# Prompt:
Retype each entry below exactly as it stands.

(Data entries)
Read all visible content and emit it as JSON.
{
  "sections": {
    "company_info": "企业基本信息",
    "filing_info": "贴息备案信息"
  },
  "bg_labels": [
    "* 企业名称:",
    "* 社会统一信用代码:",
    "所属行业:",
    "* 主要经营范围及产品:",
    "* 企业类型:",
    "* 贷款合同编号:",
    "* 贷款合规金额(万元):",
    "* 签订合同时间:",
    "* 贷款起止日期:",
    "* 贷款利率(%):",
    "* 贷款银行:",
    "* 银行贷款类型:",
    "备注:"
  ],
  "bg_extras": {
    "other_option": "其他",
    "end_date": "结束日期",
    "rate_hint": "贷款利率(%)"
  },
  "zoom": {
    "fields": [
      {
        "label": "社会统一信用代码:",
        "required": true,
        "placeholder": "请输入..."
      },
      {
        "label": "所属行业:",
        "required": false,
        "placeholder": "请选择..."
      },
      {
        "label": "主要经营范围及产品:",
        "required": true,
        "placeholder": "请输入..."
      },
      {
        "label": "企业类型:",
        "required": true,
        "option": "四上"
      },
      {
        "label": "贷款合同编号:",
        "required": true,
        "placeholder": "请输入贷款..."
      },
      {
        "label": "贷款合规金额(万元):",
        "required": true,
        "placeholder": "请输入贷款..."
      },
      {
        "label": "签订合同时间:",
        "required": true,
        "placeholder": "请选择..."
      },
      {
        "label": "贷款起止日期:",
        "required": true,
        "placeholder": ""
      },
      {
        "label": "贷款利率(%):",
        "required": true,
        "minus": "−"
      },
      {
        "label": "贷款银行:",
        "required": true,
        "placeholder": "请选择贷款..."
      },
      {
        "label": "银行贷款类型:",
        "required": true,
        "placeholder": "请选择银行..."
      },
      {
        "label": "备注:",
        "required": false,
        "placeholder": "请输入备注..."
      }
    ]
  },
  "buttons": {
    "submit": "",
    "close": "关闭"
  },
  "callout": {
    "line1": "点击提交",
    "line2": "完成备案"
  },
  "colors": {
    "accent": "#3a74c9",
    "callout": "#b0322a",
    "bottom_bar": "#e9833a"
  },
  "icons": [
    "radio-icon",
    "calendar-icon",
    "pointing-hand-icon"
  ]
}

# Task solution:
Read all visible content and emit it as JSON.
{
  "sections": {
    "company_info": "企业基本信息",
    "filing_info": "贴息备案信息"
  },
  "bg_labels": [
    "* 企业名称:",
    "* 社会统一信用代码:",
    "所属行业:",
    "* 主要经营范围及产品:",
    "* 企业类型:",
    "* 贷款合同编号:",
    "* 贷款合规金额(万元):",
    "* 签订合同时间:",
    "* 贷款起止日期:",
    "* 贷款利率(%):",
    "* 贷款银行:",
    "* 银行贷款类型:",
    "备注:"
  ],
  "bg_extras": {
    "other_option": "其他",
    "end_date": "结束日期",
    "rate_hint": "贷款利率(%)"
  },
  "zoom": {
    "fields": [
      {
        "label": "社会统一信用代码:",
        "required": true,
        "placeholder": "请输入..."
      },
      {
        "label": "所属行业:",
        "required": false,
        "placeholder": "请选择..."
      },
      {
        "label": "主要经营范围及产品:",
        "required": true,
        "placeholder": "请输入..."
      },
      {
        "label": "企业类型:",
        "required": true,
        "option": "四上"
      },
      {
        "label": "贷款合同编号:",
        "required": true,
        "placeholder": "请输入贷款..."
      },
      {
        "label": "贷款合规金额(万元):",
        "required": true,
        "placeholder": "请输入贷款..."
      },
      {
        "label": "签订合同时间:",
        "required": true,
        "placeholder": "请选择..."
      },
      {
        "label": "贷款起止日期:",
        "required": true,
        "placeholder": ""
      },
      {
        "label": "贷款利率(%):",
        "required": true,
        "minus": "−"
      },
      {
        "label": "贷款银行:",
        "required": true,
        "placeholder": "请选择贷款..."
      },
      {
        "label": "银行贷款类型:",
        "required": true,
        "placeholder": "请选择银行..."
      },
      {
        "label": "备注:",
        "required": false,
        "placeholder": "请输入备注..."
      }
    ]
  },
  "buttons": {
    "submit": "",
    "close": "关闭"
  },
  "callout": {
    "line1": "点击提交",
    "line2": "完成备案"
  },
  "colors": {
    "accent": "#3a74c9",
    "callout": "#b0322a",
    "bottom_bar": "#e9833a"
  },
  "icons": [
    "radio-icon",
    "calendar-icon",
    "pointing-hand-icon"
  ]
}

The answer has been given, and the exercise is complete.